* _What is expected_
Repeat everything in the material exactly.

* _Records contained in a dataset_
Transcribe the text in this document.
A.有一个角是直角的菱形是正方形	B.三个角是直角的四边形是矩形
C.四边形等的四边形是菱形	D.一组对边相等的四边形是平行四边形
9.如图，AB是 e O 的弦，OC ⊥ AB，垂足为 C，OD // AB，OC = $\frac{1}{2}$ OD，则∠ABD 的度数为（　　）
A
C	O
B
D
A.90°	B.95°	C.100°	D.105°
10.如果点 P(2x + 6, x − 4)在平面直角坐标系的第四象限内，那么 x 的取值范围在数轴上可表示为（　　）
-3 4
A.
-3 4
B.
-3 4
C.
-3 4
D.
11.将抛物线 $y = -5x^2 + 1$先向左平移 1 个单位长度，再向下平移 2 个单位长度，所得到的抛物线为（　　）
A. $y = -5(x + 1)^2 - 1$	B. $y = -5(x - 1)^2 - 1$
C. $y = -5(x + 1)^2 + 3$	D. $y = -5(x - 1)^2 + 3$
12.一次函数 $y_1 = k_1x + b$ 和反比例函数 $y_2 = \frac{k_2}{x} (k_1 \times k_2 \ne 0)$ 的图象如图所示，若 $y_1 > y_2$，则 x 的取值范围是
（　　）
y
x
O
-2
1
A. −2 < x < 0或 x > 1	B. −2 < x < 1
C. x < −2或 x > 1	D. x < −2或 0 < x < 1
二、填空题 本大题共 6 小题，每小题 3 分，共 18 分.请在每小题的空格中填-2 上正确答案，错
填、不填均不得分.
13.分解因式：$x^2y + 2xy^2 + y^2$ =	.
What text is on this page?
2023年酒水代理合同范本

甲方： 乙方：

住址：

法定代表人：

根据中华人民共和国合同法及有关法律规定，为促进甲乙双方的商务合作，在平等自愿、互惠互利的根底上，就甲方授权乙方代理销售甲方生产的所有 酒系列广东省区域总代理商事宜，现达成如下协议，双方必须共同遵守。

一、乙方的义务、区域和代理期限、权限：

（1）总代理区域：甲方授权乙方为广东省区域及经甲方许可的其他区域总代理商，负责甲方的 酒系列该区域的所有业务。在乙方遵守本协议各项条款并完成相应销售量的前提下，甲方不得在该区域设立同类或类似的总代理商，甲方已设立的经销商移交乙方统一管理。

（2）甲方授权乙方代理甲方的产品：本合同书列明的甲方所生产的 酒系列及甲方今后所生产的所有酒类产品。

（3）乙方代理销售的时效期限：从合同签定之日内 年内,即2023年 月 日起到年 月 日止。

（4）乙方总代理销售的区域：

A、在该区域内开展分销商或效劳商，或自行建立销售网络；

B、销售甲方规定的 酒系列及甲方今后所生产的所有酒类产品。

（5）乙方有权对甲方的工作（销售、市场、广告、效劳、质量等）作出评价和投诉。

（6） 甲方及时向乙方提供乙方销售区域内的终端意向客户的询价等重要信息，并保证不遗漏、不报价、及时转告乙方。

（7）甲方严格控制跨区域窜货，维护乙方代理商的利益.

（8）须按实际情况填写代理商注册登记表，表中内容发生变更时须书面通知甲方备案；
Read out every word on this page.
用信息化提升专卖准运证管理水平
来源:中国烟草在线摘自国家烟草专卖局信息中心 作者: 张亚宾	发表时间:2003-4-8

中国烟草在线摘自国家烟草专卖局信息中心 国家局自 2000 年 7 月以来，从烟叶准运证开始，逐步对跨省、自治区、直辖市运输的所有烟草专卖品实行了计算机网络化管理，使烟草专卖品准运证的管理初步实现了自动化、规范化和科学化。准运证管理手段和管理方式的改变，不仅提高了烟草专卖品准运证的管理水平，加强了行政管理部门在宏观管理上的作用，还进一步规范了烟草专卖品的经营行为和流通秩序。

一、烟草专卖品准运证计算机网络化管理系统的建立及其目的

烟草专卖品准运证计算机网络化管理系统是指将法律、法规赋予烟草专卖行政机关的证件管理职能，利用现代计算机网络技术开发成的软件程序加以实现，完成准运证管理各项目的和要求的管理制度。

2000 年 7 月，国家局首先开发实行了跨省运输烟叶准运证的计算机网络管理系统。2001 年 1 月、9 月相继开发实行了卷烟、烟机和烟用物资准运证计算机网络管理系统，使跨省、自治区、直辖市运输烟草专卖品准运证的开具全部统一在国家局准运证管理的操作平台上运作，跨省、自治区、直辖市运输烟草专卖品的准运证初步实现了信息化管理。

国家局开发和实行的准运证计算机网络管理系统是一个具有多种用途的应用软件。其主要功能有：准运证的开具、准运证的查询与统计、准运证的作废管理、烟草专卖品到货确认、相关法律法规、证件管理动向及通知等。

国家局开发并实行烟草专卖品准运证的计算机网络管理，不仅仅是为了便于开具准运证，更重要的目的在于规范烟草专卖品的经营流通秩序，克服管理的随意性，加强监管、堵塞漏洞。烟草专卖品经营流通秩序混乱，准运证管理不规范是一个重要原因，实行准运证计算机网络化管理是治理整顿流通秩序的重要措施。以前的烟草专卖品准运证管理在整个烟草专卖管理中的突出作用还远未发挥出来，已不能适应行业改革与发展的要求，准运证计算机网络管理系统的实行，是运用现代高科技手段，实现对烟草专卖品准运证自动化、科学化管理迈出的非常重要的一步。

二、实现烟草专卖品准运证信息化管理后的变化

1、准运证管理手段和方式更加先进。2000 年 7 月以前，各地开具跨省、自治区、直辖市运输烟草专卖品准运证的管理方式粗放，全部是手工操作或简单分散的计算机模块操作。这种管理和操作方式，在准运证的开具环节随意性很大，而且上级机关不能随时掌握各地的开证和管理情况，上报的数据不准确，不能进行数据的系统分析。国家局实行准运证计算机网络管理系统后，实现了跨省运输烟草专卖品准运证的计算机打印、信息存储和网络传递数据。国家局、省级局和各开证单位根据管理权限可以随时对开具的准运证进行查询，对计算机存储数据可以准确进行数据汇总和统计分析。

* _Task output_
Transcribe the text in this document.
A.有一个角是直角的菱形是正方形	B.三个角是直角的四边形是矩形
C.四边形等的四边形是菱形	D.一组对边相等的四边形是平行四边形
9.如图，AB是 e O 的弦，OC ⊥ AB，垂足为 C，OD // AB，OC = $\frac{1}{2}$ OD，则∠ABD 的度数为（　　）
A
C	O
B
D
A.90°	B.95°	C.100°	D.105°
10.如果点 P(2x + 6, x − 4)在平面直角坐标系的第四象限内，那么 x 的取值范围在数轴上可表示为（　　）
-3 4
A.
-3 4
B.
-3 4
C.
-3 4
D.
11.将抛物线 $y = -5x^2 + 1$先向左平移 1 个单位长度，再向下平移 2 个单位长度，所得到的抛物线为（　　）
A. $y = -5(x + 1)^2 - 1$	B. $y = -5(x - 1)^2 - 1$
C. $y = -5(x + 1)^2 + 3$	D. $y = -5(x - 1)^2 + 3$
12.一次函数 $y_1 = k_1x + b$ 和反比例函数 $y_2 = \frac{k_2}{x} (k_1 \times k_2 \ne 0)$ 的图象如图所示，若 $y_1 > y_2$，则 x 的取值范围是
（　　）
y
x
O
-2
1
A. −2 < x < 0或 x > 1	B. −2 < x < 1
C. x < −2或 x > 1	D. x < −2或 0 < x < 1
二、填空题 本大题共 6 小题，每小题 3 分，共 18 分.请在每小题的空格中填-2 上正确答案，错
填、不填均不得分.
13.分解因式：$x^2y + 2xy^2 + y^2$ =	.
What text is on this page?
2023年酒水代理合同范本

甲方： 乙方：

住址：

法定代表人：

根据中华人民共和国合同法及有关法律规定，为促进甲乙双方的商务合作，在平等自愿、互惠互利的根底上，就甲方授权乙方代理销售甲方生产的所有 酒系列广东省区域总代理商事宜，现达成如下协议，双方必须共同遵守。

一、乙方的义务、区域和代理期限、权限：

（1）总代理区域：甲方授权乙方为广东省区域及经甲方许可的其他区域总代理商，负责甲方的 酒系列该区域的所有业务。在乙方遵守本协议各项条款并完成相应销售量的前提下，甲方不得在该区域设立同类或类似的总代理商，甲方已设立的经销商移交乙方统一管理。

（2）甲方授权乙方代理甲方的产品：本合同书列明的甲方所生产的 酒系列及甲方今后所生产的所有酒类产品。

（3）乙方代理销售的时效期限：从合同签定之日内 年内,即2023年 月 日起到年 月 日止。

（4）乙方总代理销售的区域：

A、在该区域内开展分销商或效劳商，或自行建立销售网络；

B、销售甲方规定的 酒系列及甲方今后所生产的所有酒类产品。

（5）乙方有权对甲方的工作（销售、市场、广告、效劳、质量等）作出评价和投诉。

（6） 甲方及时向乙方提供乙方销售区域内的终端意向客户的询价等重要信息，并保证不遗漏、不报价、及时转告乙方。

（7）甲方严格控制跨区域窜货，维护乙方代理商的利益.

（8）须按实际情况填写代理商注册登记表，表中内容发生变更时须书面通知甲方备案；
Read out every word on this page.
用信息化提升专卖准运证管理水平
来源:中国烟草在线摘自国家烟草专卖局信息中心 作者: 张亚宾	发表时间:2003-4-8

中国烟草在线摘自国家烟草专卖局信息中心 国家局自 2000 年 7 月以来，从烟叶准运证开始，逐步对跨省、自治区、直辖市运输的所有烟草专卖品实行了计算机网络化管理，使烟草专卖品准运证的管理初步实现了自动化、规范化和科学化。准运证管理手段和管理方式的改变，不仅提高了烟草专卖品准运证的管理水平，加强了行政管理部门在宏观管理上的作用，还进一步规范了烟草专卖品的经营行为和流通秩序。

一、烟草专卖品准运证计算机网络化管理系统的建立及其目的

烟草专卖品准运证计算机网络化管理系统是指将法律、法规赋予烟草专卖行政机关的证件管理职能，利用现代计算机网络技术开发成的软件程序加以实现，完成准运证管理各项目的和要求的管理制度。

2000 年 7 月，国家局首先开发实行了跨省运输烟叶准运证的计算机网络管理系统。2001 年 1 月、9 月相继开发实行了卷烟、烟机和烟用物资准运证计算机网络管理系统，使跨省、自治区、直辖市运输烟草专卖品准运证的开具全部统一在国家局准运证管理的操作平台上运作，跨省、自治区、直辖市运输烟草专卖品的准运证初步实现了信息化管理。

国家局开发和实行的准运证计算机网络管理系统是一个具有多种用途的应用软件。其主要功能有：准运证的开具、准运证的查询与统计、准运证的作废管理、烟草专卖品到货确认、相关法律法规、证件管理动向及通知等。

国家局开发并实行烟草专卖品准运证的计算机网络管理，不仅仅是为了便于开具准运证，更重要的目的在于规范烟草专卖品的经营流通秩序，克服管理的随意性，加强监管、堵塞漏洞。烟草专卖品经营流通秩序混乱，准运证管理不规范是一个重要原因，实行准运证计算机网络化管理是治理整顿流通秩序的重要措施。以前的烟草专卖品准运证管理在整个烟草专卖管理中的突出作用还远未发挥出来，已不能适应行业改革与发展的要求，准运证计算机网络管理系统的实行，是运用现代高科技手段，实现对烟草专卖品准运证自动化、科学化管理迈出的非常重要的一步。

二、实现烟草专卖品准运证信息化管理后的变化

1、准运证管理手段和方式更加先进。2000 年 7 月以前，各地开具跨省、自治区、直辖市运输烟草专卖品准运证的管理方式粗放，全部是手工操作或简单分散的计算机模块操作。这种管理和操作方式，在准运证的开具环节随意性很大，而且上级机关不能随时掌握各地的开证和管理情况，上报的数据不准确，不能进行数据的系统分析。国家局实行准运证计算机网络管理系统后，实现了跨省运输烟草专卖品准运证的计算机打印、信息存储和网络传递数据。国家局、省级局和各开证单位根据管理权限可以随时对开具的准运证进行查询，对计算机存储数据可以准确进行数据汇总和统计分析。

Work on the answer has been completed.